### RECORDED DATA:
● ● ● ● ● ● ●
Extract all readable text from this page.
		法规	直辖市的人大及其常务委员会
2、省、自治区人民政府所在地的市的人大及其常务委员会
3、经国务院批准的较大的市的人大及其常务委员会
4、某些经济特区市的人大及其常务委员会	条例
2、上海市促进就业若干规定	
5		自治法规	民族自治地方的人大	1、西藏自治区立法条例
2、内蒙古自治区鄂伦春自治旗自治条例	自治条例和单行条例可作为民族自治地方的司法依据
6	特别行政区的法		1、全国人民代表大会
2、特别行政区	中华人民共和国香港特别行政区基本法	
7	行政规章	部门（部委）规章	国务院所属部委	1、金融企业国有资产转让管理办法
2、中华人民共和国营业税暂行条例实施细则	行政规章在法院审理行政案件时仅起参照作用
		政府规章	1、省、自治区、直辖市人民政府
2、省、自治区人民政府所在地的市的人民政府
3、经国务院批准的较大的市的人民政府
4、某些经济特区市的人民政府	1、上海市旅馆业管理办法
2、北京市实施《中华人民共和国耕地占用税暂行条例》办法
● ● ● ● ● ● ●
### STATED EXERCISE:
Produce an exact copy of all the records.

### WRITTEN ANSWER:
Extract all readable text from this page.
		法规	直辖市的人大及其常务委员会
2、省、自治区人民政府所在地的市的人大及其常务委员会
3、经国务院批准的较大的市的人大及其常务委员会
4、某些经济特区市的人大及其常务委员会	条例
2、上海市促进就业若干规定	
5		自治法规	民族自治地方的人大	1、西藏自治区立法条例
2、内蒙古自治区鄂伦春自治旗自治条例	自治条例和单行条例可作为民族自治地方的司法依据
6	特别行政区的法		1、全国人民代表大会
2、特别行政区	中华人民共和国香港特别行政区基本法	
7	行政规章	部门（部委）规章	国务院所属部委	1、金融企业国有资产转让管理办法
2、中华人民共和国营业税暂行条例实施细则	行政规章在法院审理行政案件时仅起参照作用
		政府规章	1、省、自治区、直辖市人民政府
2、省、自治区人民政府所在地的市的人民政府
3、经国务院批准的较大的市的人民政府
4、某些经济特区市的人民政府	1、上海市旅馆业管理办法
2、北京市实施《中华人民共和国耕地占用税暂行条例》办法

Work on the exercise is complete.